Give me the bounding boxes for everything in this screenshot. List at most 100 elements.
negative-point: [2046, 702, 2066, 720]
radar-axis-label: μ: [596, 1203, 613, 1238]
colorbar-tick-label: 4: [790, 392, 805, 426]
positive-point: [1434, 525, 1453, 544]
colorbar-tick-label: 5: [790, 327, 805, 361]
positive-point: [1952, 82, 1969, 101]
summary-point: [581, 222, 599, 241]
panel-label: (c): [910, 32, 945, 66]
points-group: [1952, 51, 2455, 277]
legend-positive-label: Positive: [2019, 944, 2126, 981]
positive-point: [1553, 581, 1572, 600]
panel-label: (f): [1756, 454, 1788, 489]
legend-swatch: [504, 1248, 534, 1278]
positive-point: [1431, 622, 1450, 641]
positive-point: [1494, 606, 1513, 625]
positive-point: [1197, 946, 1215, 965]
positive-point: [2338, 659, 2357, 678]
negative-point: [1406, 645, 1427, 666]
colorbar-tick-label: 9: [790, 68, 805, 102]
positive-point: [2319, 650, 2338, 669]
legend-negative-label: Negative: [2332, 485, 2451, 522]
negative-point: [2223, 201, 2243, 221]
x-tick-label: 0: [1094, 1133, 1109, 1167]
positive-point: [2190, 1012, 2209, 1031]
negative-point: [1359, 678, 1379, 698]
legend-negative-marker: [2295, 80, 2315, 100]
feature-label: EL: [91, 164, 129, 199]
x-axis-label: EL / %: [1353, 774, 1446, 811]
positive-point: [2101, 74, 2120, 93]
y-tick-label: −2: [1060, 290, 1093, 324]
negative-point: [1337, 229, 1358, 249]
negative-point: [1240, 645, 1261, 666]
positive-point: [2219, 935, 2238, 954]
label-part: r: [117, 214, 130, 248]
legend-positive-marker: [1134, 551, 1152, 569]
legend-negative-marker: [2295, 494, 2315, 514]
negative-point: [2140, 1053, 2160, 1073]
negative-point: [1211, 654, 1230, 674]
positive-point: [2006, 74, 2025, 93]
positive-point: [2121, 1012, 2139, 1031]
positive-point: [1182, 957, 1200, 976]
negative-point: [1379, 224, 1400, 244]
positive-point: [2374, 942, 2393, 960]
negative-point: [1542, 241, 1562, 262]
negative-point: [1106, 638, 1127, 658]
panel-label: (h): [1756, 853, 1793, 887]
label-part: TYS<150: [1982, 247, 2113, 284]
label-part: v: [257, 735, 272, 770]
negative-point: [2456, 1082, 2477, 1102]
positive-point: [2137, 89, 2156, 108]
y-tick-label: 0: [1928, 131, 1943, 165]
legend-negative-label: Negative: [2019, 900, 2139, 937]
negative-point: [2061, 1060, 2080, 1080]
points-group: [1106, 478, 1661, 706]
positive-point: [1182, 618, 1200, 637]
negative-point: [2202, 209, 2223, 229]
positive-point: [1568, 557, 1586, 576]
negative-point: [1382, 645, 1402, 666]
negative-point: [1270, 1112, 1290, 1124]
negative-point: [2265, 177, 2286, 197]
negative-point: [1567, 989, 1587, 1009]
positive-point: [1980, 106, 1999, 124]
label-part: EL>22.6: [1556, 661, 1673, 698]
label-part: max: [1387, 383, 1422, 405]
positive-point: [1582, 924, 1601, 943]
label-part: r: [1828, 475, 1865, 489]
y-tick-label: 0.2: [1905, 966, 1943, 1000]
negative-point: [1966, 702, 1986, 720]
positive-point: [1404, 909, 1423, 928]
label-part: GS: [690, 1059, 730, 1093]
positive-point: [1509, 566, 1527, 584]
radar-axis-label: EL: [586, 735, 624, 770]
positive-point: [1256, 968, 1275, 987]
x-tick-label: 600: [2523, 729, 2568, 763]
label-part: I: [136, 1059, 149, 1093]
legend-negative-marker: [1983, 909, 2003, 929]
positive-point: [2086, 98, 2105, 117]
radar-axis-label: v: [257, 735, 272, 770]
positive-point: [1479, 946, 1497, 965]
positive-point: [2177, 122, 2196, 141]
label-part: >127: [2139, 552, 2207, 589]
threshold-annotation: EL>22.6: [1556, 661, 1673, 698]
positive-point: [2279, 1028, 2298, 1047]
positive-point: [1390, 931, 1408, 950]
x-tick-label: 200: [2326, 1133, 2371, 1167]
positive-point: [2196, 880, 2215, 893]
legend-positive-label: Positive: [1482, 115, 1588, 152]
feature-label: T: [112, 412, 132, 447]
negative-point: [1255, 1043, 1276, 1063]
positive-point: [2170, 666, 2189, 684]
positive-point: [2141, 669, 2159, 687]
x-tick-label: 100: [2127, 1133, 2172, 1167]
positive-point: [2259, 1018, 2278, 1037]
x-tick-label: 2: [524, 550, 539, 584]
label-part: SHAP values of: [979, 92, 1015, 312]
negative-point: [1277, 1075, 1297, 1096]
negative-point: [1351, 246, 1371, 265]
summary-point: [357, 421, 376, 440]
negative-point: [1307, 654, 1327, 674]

------------

* Exercise description: Copy out the lines from the very first one through the line containing "panel-label: (f): [1756, 454, 1788, 489]", both included, reproducing each without any change.

* Solution for this exercise:
Give me the bounding boxes for everything in this screenshot. List at most 100 elements.
negative-point: [2046, 702, 2066, 720]
radar-axis-label: μ: [596, 1203, 613, 1238]
colorbar-tick-label: 4: [790, 392, 805, 426]
positive-point: [1434, 525, 1453, 544]
colorbar-tick-label: 5: [790, 327, 805, 361]
positive-point: [1952, 82, 1969, 101]
summary-point: [581, 222, 599, 241]
panel-label: (c): [910, 32, 945, 66]
points-group: [1952, 51, 2455, 277]
legend-positive-label: Positive: [2019, 944, 2126, 981]
positive-point: [1553, 581, 1572, 600]
panel-label: (f): [1756, 454, 1788, 489]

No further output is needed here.